* [PROBLEM DESCRIPTION]:
From the listing below, select every line where the word "JSON" appears.

=-=-=-=-=

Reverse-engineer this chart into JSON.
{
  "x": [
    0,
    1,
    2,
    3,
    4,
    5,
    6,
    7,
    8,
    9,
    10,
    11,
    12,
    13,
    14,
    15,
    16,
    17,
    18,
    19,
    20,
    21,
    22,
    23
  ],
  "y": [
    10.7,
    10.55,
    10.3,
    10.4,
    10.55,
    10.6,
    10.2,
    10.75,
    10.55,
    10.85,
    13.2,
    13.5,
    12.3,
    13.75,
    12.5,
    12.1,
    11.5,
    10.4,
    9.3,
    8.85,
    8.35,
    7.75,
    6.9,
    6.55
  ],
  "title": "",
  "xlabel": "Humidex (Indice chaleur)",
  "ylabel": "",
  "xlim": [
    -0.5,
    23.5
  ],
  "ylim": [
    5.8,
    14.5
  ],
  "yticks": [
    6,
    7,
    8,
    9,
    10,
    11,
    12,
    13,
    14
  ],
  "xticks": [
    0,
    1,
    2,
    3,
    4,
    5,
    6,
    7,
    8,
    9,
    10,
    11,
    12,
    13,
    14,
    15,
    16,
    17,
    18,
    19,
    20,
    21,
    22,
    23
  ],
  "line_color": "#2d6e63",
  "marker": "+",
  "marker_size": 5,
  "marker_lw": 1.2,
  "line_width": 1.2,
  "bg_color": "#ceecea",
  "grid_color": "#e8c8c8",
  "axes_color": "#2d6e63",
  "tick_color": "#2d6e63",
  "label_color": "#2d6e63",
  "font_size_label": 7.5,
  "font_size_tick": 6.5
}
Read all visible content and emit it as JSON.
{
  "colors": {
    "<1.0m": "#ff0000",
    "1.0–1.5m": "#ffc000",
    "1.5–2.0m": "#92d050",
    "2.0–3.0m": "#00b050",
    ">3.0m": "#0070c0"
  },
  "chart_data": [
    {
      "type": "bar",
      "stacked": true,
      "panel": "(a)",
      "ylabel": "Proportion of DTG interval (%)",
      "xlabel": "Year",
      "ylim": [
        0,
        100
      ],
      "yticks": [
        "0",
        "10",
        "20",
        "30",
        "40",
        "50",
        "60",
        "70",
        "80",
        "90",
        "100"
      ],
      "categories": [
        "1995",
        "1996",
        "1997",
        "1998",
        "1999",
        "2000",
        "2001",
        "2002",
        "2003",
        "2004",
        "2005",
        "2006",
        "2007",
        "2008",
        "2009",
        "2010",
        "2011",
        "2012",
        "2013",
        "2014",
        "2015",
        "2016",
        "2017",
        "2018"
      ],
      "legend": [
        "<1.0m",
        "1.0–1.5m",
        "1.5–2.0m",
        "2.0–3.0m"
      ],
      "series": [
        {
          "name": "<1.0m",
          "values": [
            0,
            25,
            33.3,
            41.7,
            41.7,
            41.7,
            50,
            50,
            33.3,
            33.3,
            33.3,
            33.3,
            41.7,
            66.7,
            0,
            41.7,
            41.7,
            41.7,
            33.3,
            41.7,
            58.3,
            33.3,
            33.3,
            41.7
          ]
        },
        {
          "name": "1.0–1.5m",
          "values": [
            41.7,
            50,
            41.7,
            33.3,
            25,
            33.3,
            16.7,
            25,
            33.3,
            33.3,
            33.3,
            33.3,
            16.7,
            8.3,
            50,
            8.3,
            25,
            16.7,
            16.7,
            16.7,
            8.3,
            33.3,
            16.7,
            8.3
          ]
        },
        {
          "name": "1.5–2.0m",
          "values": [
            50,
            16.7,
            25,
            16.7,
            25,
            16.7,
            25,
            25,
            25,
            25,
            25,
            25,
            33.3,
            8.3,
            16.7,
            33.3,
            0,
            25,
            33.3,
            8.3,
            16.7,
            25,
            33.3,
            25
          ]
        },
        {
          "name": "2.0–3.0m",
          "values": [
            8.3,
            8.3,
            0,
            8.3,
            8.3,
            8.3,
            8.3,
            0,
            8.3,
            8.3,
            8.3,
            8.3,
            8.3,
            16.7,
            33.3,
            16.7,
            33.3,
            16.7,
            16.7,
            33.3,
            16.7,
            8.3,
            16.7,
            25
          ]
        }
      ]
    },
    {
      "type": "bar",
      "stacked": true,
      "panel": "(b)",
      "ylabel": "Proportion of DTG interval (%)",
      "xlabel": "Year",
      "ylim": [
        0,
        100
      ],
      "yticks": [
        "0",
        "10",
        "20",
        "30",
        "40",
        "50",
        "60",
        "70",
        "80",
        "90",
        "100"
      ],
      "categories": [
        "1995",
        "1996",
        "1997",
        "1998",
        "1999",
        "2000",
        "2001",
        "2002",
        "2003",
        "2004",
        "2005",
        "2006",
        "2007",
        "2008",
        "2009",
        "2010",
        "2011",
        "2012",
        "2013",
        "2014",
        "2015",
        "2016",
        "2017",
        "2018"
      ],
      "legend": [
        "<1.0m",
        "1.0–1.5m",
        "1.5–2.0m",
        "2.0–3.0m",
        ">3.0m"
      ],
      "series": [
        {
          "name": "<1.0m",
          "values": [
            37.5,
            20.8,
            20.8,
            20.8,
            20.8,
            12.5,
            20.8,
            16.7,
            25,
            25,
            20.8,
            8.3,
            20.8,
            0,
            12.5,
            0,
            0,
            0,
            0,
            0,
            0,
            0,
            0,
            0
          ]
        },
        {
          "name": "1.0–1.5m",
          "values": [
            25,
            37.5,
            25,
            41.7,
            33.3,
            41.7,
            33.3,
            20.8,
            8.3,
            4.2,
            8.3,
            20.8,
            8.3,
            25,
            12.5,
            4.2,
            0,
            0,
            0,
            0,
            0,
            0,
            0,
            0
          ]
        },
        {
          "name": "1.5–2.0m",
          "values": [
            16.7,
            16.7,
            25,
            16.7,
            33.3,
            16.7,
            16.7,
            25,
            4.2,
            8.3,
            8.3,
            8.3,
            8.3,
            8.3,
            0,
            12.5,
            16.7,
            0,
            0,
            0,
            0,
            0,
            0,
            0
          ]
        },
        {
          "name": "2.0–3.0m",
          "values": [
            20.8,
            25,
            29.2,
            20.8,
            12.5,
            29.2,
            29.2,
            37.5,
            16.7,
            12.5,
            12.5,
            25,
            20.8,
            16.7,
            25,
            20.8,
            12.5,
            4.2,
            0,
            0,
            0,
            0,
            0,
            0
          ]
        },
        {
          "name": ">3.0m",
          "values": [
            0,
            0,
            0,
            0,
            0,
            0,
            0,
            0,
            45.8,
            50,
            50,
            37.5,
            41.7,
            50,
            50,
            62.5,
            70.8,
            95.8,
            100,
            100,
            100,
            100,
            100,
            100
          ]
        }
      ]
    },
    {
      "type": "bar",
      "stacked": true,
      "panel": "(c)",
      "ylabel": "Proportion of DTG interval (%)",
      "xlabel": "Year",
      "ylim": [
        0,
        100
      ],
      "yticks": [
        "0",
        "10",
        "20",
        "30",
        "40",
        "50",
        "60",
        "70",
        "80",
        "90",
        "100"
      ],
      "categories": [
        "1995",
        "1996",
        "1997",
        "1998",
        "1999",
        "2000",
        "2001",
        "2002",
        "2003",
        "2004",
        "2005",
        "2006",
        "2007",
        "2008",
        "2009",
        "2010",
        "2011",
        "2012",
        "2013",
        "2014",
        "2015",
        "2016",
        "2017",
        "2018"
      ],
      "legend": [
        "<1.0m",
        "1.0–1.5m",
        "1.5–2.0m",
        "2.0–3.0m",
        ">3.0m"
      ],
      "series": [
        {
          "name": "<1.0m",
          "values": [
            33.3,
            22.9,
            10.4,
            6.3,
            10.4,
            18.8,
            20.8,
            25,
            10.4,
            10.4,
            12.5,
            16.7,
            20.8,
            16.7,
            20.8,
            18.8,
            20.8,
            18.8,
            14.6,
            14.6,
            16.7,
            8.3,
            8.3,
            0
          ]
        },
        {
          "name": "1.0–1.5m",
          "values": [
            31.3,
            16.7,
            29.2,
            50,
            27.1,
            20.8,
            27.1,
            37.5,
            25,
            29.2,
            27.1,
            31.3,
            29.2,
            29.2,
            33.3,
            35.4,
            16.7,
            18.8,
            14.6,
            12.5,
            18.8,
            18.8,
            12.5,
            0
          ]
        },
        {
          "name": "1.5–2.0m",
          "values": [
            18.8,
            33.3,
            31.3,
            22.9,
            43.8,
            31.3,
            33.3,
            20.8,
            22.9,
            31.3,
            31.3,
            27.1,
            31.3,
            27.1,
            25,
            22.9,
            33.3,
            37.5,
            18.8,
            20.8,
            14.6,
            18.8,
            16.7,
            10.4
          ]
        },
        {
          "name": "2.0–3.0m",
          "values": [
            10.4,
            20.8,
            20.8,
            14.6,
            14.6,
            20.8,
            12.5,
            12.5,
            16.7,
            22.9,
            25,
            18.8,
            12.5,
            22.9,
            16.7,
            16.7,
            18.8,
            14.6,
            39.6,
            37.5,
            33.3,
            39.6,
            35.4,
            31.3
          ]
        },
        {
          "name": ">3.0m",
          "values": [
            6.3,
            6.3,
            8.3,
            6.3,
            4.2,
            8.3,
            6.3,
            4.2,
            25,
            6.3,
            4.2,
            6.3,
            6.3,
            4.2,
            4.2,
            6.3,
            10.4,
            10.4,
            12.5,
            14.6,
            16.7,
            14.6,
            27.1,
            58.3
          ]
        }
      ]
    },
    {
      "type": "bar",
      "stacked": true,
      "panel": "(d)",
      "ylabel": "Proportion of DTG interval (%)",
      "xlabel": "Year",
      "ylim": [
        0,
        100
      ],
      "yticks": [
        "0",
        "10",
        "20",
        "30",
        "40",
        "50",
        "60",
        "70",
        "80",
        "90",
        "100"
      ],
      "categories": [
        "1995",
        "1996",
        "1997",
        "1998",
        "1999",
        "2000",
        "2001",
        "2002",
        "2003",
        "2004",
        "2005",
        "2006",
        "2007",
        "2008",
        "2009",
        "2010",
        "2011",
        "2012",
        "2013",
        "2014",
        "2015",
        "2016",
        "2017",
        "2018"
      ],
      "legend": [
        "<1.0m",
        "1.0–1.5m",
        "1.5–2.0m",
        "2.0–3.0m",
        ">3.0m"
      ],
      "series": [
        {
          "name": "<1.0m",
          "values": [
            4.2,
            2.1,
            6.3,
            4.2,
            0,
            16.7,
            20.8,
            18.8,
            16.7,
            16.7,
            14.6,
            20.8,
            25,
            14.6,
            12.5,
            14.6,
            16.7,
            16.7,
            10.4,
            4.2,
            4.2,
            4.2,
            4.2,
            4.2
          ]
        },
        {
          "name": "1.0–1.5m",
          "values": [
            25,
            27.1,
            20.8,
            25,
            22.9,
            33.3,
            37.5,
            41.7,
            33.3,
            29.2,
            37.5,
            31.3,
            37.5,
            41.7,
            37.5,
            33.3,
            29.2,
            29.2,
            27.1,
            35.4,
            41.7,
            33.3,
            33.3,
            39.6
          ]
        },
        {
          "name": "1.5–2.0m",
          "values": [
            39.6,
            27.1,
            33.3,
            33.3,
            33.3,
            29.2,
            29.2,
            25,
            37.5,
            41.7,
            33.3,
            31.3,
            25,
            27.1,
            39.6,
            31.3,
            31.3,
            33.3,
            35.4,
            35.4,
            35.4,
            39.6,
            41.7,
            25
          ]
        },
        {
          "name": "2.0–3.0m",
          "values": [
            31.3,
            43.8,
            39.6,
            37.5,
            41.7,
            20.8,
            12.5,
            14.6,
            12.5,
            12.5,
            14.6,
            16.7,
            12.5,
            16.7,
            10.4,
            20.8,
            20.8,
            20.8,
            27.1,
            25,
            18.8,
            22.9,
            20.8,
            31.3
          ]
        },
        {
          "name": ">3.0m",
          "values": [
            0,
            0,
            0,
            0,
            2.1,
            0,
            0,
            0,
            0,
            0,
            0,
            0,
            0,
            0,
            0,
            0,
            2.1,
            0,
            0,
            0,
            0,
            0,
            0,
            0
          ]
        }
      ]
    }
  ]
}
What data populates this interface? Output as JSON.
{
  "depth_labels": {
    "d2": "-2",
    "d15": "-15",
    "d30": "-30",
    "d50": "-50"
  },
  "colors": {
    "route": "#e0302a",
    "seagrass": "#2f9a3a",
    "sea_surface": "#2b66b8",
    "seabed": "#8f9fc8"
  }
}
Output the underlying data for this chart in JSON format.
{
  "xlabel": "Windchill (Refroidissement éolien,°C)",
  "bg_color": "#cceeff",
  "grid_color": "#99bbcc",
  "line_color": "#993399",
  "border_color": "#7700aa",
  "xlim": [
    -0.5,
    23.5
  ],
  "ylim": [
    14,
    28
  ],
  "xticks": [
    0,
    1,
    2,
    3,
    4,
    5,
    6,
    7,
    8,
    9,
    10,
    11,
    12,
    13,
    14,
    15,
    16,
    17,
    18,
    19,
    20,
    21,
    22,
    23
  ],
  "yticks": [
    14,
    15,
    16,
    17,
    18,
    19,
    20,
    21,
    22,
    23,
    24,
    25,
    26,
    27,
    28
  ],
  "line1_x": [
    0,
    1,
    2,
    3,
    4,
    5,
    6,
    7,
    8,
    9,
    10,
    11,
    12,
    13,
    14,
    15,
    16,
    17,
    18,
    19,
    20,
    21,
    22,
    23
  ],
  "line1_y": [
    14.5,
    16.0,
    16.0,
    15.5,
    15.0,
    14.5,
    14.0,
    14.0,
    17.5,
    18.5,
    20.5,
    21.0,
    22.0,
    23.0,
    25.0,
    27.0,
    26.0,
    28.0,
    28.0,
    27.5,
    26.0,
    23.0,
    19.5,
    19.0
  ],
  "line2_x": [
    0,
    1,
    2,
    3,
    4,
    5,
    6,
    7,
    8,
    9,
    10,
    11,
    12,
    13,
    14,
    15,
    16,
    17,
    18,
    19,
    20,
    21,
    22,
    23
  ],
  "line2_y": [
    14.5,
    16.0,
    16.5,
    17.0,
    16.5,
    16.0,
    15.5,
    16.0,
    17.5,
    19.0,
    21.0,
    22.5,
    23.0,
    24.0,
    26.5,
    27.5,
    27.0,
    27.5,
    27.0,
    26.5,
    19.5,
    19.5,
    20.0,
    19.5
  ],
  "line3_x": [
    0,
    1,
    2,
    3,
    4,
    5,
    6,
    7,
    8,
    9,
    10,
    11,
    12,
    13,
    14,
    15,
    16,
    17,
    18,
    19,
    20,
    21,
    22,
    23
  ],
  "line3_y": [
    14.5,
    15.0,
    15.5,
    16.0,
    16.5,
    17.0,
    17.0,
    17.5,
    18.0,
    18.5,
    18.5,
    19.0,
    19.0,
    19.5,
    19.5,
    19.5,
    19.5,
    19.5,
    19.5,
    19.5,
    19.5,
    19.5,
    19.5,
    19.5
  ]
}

=-=-=-=-=

* [ANSWER IN FULL]:
Reverse-engineer this chart into JSON.
Read all visible content and emit it as JSON.
What data populates this interface? Output as JSON.
Output the underlying data for this chart in JSON format.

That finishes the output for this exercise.